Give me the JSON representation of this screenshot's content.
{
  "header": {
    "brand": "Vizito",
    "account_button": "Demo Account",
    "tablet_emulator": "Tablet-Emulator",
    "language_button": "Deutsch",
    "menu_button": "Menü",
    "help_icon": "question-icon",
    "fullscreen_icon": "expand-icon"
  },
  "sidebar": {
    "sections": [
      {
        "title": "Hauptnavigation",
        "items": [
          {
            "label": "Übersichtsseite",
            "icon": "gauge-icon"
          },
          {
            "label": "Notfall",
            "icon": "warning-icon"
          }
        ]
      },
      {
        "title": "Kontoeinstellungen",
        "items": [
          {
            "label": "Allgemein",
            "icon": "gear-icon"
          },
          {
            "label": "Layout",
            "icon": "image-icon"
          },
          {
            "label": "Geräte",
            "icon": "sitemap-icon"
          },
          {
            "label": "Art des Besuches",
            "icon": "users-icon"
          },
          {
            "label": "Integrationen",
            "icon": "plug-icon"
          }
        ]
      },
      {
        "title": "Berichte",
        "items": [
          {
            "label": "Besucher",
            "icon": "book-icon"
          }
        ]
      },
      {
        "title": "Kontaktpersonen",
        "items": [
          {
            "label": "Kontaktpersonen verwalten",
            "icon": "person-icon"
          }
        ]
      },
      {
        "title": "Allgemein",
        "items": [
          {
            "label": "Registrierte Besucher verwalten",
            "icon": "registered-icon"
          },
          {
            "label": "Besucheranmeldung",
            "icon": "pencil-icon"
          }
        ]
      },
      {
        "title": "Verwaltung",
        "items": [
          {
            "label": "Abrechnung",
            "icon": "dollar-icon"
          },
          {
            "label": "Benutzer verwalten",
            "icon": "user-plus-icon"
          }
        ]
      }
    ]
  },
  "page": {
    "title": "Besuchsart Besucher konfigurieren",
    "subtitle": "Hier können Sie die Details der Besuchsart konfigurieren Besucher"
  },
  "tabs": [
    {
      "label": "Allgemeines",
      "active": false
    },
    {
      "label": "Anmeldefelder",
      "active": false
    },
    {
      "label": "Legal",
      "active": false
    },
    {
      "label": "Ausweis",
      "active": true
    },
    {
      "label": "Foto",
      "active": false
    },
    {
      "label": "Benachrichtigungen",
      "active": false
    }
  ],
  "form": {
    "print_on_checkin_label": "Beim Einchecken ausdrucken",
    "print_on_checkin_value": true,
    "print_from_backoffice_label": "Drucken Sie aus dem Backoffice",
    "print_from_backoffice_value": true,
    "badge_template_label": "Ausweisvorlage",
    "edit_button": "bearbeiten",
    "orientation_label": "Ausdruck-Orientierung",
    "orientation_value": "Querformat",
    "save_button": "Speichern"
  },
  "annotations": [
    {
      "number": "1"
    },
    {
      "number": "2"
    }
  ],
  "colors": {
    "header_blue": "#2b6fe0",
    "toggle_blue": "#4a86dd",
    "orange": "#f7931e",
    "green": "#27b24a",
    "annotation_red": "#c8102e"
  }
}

◇ ◇ ◇ ◇ ◇ ◇ ◇

The request:
Lines containing the string "verwalten" are to be selected and copied.

Worked solution:
            "label": "Kontaktpersonen verwalten",
            "label": "Registrierte Besucher verwalten",
            "label": "Benutzer verwalten",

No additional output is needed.